§ **What this task involves**
Write out each line of the listing below word for word, in the same order.

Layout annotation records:
++++++
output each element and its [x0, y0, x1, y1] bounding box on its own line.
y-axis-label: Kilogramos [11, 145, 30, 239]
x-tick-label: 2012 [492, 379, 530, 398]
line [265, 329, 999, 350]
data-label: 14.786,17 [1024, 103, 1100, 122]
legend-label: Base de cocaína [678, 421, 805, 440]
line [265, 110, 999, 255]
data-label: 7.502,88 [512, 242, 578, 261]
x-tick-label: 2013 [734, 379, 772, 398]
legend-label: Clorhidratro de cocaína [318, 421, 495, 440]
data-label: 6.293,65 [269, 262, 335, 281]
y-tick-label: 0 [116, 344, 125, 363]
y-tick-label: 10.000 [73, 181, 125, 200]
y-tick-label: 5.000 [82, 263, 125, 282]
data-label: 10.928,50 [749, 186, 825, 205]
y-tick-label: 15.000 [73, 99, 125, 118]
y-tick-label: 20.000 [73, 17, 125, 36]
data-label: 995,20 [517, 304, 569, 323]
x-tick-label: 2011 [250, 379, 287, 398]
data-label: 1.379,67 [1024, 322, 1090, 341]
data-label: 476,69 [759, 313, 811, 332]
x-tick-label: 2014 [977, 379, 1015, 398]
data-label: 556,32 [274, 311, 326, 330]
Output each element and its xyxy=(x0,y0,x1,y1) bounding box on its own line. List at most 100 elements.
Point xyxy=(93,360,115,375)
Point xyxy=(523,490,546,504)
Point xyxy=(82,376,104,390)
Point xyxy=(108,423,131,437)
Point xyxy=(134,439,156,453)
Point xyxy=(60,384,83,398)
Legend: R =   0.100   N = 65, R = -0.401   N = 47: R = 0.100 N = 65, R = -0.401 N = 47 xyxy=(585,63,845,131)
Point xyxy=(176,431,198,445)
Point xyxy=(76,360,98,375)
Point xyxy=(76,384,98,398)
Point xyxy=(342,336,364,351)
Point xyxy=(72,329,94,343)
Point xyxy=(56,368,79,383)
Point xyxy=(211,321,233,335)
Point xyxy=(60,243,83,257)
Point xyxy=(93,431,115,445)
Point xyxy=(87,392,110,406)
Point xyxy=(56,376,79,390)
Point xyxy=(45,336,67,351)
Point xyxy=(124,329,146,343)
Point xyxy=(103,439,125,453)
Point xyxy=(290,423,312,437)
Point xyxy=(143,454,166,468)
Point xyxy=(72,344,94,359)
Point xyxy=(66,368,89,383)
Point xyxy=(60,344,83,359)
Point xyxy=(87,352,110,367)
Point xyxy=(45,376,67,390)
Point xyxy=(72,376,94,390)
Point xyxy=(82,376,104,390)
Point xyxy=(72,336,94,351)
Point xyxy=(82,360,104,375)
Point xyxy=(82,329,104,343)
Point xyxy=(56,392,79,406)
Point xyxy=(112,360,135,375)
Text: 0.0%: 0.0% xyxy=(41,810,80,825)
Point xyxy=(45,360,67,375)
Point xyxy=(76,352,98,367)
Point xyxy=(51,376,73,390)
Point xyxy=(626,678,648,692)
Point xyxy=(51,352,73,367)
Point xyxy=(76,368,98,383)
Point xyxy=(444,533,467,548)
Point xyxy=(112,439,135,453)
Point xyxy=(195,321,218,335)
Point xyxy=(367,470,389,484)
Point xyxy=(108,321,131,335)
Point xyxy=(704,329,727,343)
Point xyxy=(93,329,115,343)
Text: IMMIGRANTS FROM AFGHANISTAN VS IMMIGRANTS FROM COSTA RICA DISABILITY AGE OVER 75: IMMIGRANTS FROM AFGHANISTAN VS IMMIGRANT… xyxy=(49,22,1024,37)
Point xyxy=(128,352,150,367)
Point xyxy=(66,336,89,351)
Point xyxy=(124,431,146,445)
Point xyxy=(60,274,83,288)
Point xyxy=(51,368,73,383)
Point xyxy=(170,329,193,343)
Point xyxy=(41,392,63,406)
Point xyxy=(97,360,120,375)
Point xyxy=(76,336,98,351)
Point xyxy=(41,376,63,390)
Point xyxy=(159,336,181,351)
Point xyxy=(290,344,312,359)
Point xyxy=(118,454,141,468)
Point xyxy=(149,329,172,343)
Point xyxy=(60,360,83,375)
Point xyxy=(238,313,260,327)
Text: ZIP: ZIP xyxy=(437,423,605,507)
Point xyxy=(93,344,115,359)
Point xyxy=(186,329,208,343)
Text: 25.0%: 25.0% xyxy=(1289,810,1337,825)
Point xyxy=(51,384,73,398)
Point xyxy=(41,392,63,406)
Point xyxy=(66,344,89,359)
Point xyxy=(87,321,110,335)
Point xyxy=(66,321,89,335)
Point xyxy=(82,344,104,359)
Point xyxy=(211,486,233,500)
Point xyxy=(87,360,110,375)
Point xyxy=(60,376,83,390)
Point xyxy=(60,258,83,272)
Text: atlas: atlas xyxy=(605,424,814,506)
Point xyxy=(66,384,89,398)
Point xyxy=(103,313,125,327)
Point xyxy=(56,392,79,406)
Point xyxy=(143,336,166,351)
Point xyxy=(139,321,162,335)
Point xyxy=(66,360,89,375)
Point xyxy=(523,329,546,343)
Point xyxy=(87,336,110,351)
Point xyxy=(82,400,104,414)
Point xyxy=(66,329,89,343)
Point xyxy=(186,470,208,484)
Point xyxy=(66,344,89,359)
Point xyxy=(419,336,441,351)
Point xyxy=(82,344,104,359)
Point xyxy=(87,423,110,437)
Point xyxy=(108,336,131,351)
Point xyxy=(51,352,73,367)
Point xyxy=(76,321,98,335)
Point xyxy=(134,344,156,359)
++++++
§ **Exercise output**
output each element and its [x0, y0, x1, y1] bounding box on its own line.
y-axis-label: Kilogramos [11, 145, 30, 239]
x-tick-label: 2012 [492, 379, 530, 398]
line [265, 329, 999, 350]
data-label: 14.786,17 [1024, 103, 1100, 122]
legend-label: Base de cocaína [678, 421, 805, 440]
line [265, 110, 999, 255]
data-label: 7.502,88 [512, 242, 578, 261]
x-tick-label: 2013 [734, 379, 772, 398]
legend-label: Clorhidratro de cocaína [318, 421, 495, 440]
data-label: 6.293,65 [269, 262, 335, 281]
y-tick-label: 0 [116, 344, 125, 363]
y-tick-label: 10.000 [73, 181, 125, 200]
y-tick-label: 5.000 [82, 263, 125, 282]
data-label: 10.928,50 [749, 186, 825, 205]
y-tick-label: 15.000 [73, 99, 125, 118]
y-tick-label: 20.000 [73, 17, 125, 36]
data-label: 995,20 [517, 304, 569, 323]
x-tick-label: 2011 [250, 379, 287, 398]
data-label: 1.379,67 [1024, 322, 1090, 341]
data-label: 476,69 [759, 313, 811, 332]
x-tick-label: 2014 [977, 379, 1015, 398]
data-label: 556,32 [274, 311, 326, 330]
Output each element and its xyxy=(x0,y0,x1,y1) bounding box on its own line. List at most 100 elements.
Point xyxy=(93,360,115,375)
Point xyxy=(523,490,546,504)
Point xyxy=(82,376,104,390)
Point xyxy=(108,423,131,437)
Point xyxy=(134,439,156,453)
Point xyxy=(60,384,83,398)
Legend: R =   0.100   N = 65, R = -0.401   N = 47: R = 0.100 N = 65, R = -0.401 N = 47 xyxy=(585,63,845,131)
Point xyxy=(176,431,198,445)
Point xyxy=(76,360,98,375)
Point xyxy=(76,384,98,398)
Point xyxy=(342,336,364,351)
Point xyxy=(72,329,94,343)
Point xyxy=(56,368,79,383)
Point xyxy=(211,321,233,335)
Point xyxy=(60,243,83,257)
Point xyxy=(93,431,115,445)
Point xyxy=(87,392,110,406)
Point xyxy=(56,376,79,390)
Point xyxy=(45,336,67,351)
Point xyxy=(124,329,146,343)
Point xyxy=(103,439,125,453)
Point xyxy=(290,423,312,437)
Point xyxy=(143,454,166,468)
Point xyxy=(72,344,94,359)
Point xyxy=(66,368,89,383)
Point xyxy=(60,344,83,359)
Point xyxy=(87,352,110,367)
Point xyxy=(45,376,67,390)
Point xyxy=(72,376,94,390)
Point xyxy=(82,376,104,390)
Point xyxy=(72,336,94,351)
Point xyxy=(82,360,104,375)
Point xyxy=(82,329,104,343)
Point xyxy=(56,392,79,406)
Point xyxy=(112,360,135,375)
Text: 0.0%: 0.0% xyxy=(41,810,80,825)
Point xyxy=(45,360,67,375)
Point xyxy=(76,352,98,367)
Point xyxy=(51,376,73,390)
Point xyxy=(626,678,648,692)
Point xyxy=(51,352,73,367)
Point xyxy=(76,368,98,383)
Point xyxy=(444,533,467,548)
Point xyxy=(112,439,135,453)
Point xyxy=(195,321,218,335)
Point xyxy=(367,470,389,484)
Point xyxy=(108,321,131,335)
Point xyxy=(704,329,727,343)
Point xyxy=(93,329,115,343)
Text: IMMIGRANTS FROM AFGHANISTAN VS IMMIGRANTS FROM COSTA RICA DISABILITY AGE OVER 75: IMMIGRANTS FROM AFGHANISTAN VS IMMIGRANT… xyxy=(49,22,1024,37)
Point xyxy=(128,352,150,367)
Point xyxy=(66,336,89,351)
Point xyxy=(124,431,146,445)
Point xyxy=(60,274,83,288)
Point xyxy=(51,368,73,383)
Point xyxy=(170,329,193,343)
Point xyxy=(41,392,63,406)
Point xyxy=(97,360,120,375)
Point xyxy=(76,336,98,351)
Point xyxy=(41,376,63,390)
Point xyxy=(159,336,181,351)
Point xyxy=(290,344,312,359)
Point xyxy=(118,454,141,468)
Point xyxy=(149,329,172,343)
Point xyxy=(60,360,83,375)
Point xyxy=(238,313,260,327)
Text: ZIP: ZIP xyxy=(437,423,605,507)
Point xyxy=(93,344,115,359)
Point xyxy=(186,329,208,343)
Text: 25.0%: 25.0% xyxy=(1289,810,1337,825)
Point xyxy=(51,384,73,398)
Point xyxy=(41,392,63,406)
Point xyxy=(66,344,89,359)
Point xyxy=(87,321,110,335)
Point xyxy=(66,321,89,335)
Point xyxy=(82,344,104,359)
Point xyxy=(211,486,233,500)
Point xyxy=(87,360,110,375)
Point xyxy=(60,376,83,390)
Point xyxy=(60,258,83,272)
Text: atlas: atlas xyxy=(605,424,814,506)
Point xyxy=(66,384,89,398)
Point xyxy=(103,313,125,327)
Point xyxy=(56,392,79,406)
Point xyxy=(143,336,166,351)
Point xyxy=(139,321,162,335)
Point xyxy=(66,360,89,375)
Point xyxy=(523,329,546,343)
Point xyxy=(87,336,110,351)
Point xyxy=(82,400,104,414)
Point xyxy=(66,329,89,343)
Point xyxy=(186,470,208,484)
Point xyxy=(66,344,89,359)
Point xyxy=(419,336,441,351)
Point xyxy=(82,344,104,359)
Point xyxy=(87,423,110,437)
Point xyxy=(108,336,131,351)
Point xyxy=(51,352,73,367)
Point xyxy=(76,321,98,335)
Point xyxy=(134,344,156,359)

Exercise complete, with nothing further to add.